» **Problem statement**
Copy every line from the material below that holds "Loss".

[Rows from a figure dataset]
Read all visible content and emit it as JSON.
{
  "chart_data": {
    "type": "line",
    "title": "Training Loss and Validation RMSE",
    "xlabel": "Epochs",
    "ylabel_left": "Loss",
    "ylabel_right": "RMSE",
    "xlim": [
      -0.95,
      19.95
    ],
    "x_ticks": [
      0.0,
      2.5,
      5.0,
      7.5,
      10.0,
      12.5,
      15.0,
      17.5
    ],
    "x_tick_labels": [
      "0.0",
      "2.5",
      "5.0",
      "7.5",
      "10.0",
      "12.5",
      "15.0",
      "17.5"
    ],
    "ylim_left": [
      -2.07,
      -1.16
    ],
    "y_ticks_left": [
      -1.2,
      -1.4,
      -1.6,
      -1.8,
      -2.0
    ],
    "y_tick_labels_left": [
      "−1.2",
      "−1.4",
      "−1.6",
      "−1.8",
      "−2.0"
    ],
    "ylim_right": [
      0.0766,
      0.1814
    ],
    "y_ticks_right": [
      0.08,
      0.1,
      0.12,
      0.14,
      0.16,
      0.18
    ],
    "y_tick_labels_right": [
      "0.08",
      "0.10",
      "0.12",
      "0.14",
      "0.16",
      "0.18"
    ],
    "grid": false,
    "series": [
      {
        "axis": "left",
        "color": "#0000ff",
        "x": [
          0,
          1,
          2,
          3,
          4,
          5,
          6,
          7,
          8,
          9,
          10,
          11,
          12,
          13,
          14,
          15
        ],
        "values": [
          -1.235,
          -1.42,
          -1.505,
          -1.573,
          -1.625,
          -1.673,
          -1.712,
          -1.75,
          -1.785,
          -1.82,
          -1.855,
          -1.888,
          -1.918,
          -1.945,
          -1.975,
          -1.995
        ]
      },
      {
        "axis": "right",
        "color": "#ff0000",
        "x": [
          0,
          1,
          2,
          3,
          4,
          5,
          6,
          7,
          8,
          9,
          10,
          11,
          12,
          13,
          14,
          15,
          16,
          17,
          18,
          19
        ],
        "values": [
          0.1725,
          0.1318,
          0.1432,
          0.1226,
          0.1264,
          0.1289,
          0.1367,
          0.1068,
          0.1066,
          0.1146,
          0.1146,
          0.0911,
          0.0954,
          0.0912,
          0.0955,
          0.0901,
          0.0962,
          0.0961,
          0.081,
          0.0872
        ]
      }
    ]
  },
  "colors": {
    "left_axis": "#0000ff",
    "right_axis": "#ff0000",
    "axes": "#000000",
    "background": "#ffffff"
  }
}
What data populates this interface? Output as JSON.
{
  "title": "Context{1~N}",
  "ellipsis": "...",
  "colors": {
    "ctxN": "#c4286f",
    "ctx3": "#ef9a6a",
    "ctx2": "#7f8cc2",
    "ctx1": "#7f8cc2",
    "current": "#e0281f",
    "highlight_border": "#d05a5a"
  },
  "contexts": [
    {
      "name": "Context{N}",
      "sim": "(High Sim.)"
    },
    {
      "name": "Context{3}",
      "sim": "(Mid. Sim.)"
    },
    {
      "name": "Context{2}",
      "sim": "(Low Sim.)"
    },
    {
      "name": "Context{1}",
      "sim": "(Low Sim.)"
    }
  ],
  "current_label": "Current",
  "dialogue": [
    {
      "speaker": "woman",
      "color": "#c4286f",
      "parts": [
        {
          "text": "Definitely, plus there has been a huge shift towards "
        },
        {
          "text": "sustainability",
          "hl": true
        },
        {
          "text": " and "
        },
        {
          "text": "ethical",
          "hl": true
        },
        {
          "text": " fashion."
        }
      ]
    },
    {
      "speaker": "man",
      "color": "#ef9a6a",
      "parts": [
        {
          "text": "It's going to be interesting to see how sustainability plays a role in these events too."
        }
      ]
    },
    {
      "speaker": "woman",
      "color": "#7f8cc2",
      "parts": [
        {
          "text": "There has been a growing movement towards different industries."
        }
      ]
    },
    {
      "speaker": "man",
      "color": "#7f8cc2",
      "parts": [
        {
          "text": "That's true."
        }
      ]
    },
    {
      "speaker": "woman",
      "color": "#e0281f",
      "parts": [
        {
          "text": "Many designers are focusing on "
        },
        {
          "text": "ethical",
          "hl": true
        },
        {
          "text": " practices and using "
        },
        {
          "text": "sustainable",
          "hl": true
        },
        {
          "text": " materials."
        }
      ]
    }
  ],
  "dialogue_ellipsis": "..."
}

» **The output**
    "title": "Training Loss and Validation RMSE",
    "ylabel_left": "Loss",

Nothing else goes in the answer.